■ **OBJECTIVE**: Tally the lines below that contain "kommun". The number is the whole answer.

Data entries for graphics:

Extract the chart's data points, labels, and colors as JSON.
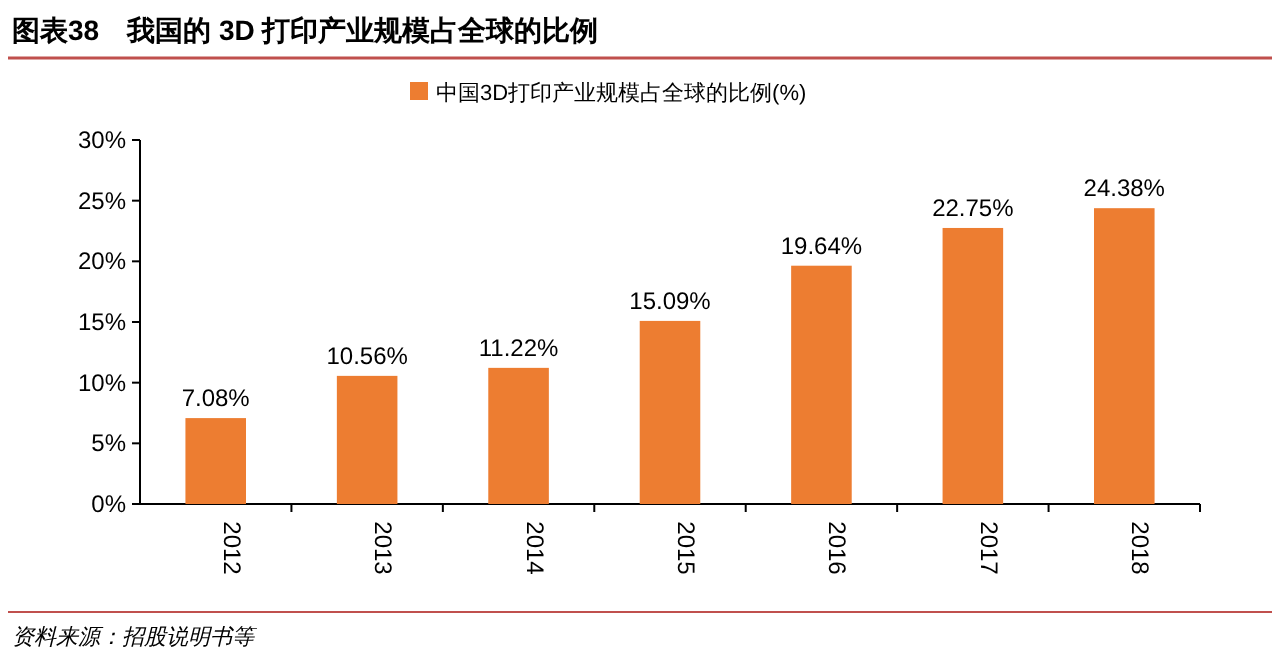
{
  "chart_data": {
    "type": "bar",
    "title": "图表38　我国的 3D 打印产业规模占全球的比例",
    "categories": [
      "2012",
      "2013",
      "2014",
      "2015",
      "2016",
      "2017",
      "2018"
    ],
    "series": [
      {
        "name": "中国3D打印产业规模占全球的比例(%)",
        "color": "#ed7d31",
        "values": [
          7.08,
          10.56,
          11.22,
          15.09,
          19.64,
          22.75,
          24.38
        ],
        "value_labels": [
          "7.08%",
          "10.56%",
          "11.22%",
          "15.09%",
          "19.64%",
          "22.75%",
          "24.38%"
        ]
      }
    ],
    "ylim": [
      0,
      30
    ],
    "yticks": [
      {
        "value": 0,
        "label": "0%"
      },
      {
        "value": 5,
        "label": "5%"
      },
      {
        "value": 10,
        "label": "10%"
      },
      {
        "value": 15,
        "label": "15%"
      },
      {
        "value": 20,
        "label": "20%"
      },
      {
        "value": 25,
        "label": "25%"
      },
      {
        "value": 30,
        "label": "30%"
      }
    ],
    "legend": "top",
    "grid": false,
    "annotations": [
      "资料来源：招股说明书等"
    ]
  }
}
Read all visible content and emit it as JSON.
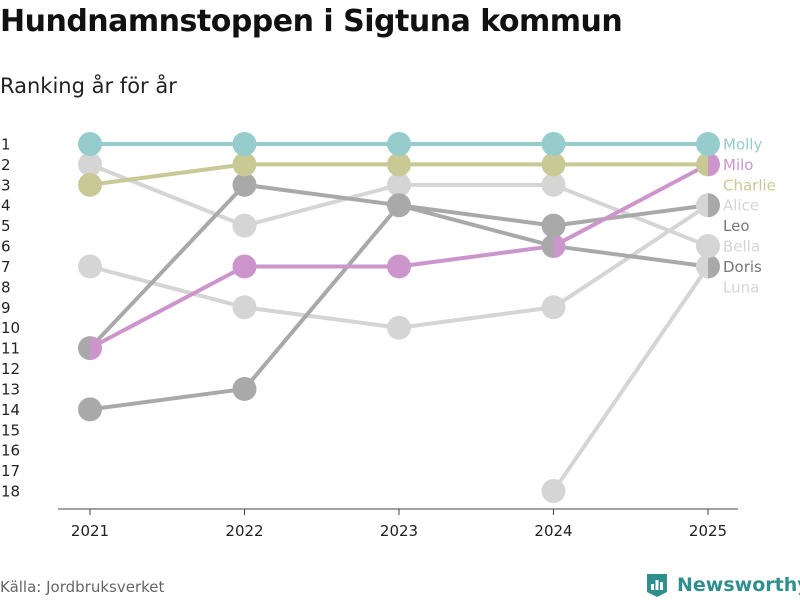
{
  "title": "Hundnamnstoppen i Sigtuna kommun",
  "subtitle": "Ranking år för år",
  "source": "Källa: Jordbruksverket",
  "brand": "Newsworthy",
  "colors": {
    "teal": "#96cccc",
    "olive": "#c9c996",
    "purple": "#cc96cc",
    "darkgray": "#a9a9a9",
    "lightgray": "#d5d5d5",
    "brand": "#2f8f8f"
  },
  "chart_data": {
    "type": "line",
    "title": "Hundnamnstoppen i Sigtuna kommun",
    "subtitle": "Ranking år för år",
    "x": [
      "2021",
      "2022",
      "2023",
      "2024",
      "2025"
    ],
    "y_ticks": [
      1,
      2,
      3,
      4,
      5,
      6,
      7,
      8,
      9,
      10,
      11,
      12,
      13,
      14,
      15,
      16,
      17,
      18
    ],
    "ylim": [
      1,
      18
    ],
    "y_inverted": true,
    "series": [
      {
        "name": "Luna",
        "values": [
          null,
          null,
          null,
          18,
          7
        ],
        "color": "#d5d5d5",
        "label_color": "#d5d5d5"
      },
      {
        "name": "Bella",
        "values": [
          7,
          9,
          10,
          9,
          4
        ],
        "color": "#d5d5d5",
        "label_color": "#d5d5d5"
      },
      {
        "name": "Alice",
        "values": [
          2,
          5,
          3,
          3,
          6
        ],
        "color": "#d5d5d5",
        "label_color": "#d5d5d5"
      },
      {
        "name": "Leo",
        "values": [
          14,
          13,
          4,
          6,
          7
        ],
        "color": "#a9a9a9",
        "label_color": "#777777"
      },
      {
        "name": "Doris",
        "values": [
          11,
          3,
          4,
          5,
          4
        ],
        "color": "#a9a9a9",
        "label_color": "#777777"
      },
      {
        "name": "Charlie",
        "values": [
          3,
          2,
          2,
          2,
          2
        ],
        "color": "#c9c996",
        "label_color": "#c9c996"
      },
      {
        "name": "Milo",
        "values": [
          11,
          7,
          7,
          6,
          2
        ],
        "color": "#cc96cc",
        "label_color": "#cc96cc"
      },
      {
        "name": "Molly",
        "values": [
          1,
          1,
          1,
          1,
          1
        ],
        "color": "#96cccc",
        "label_color": "#96cccc"
      }
    ],
    "end_labels": [
      "Molly",
      "Milo",
      "Charlie",
      "Alice",
      "Leo",
      "Bella",
      "Doris",
      "Luna"
    ]
  }
}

■ **CORRECT RESULT**: 2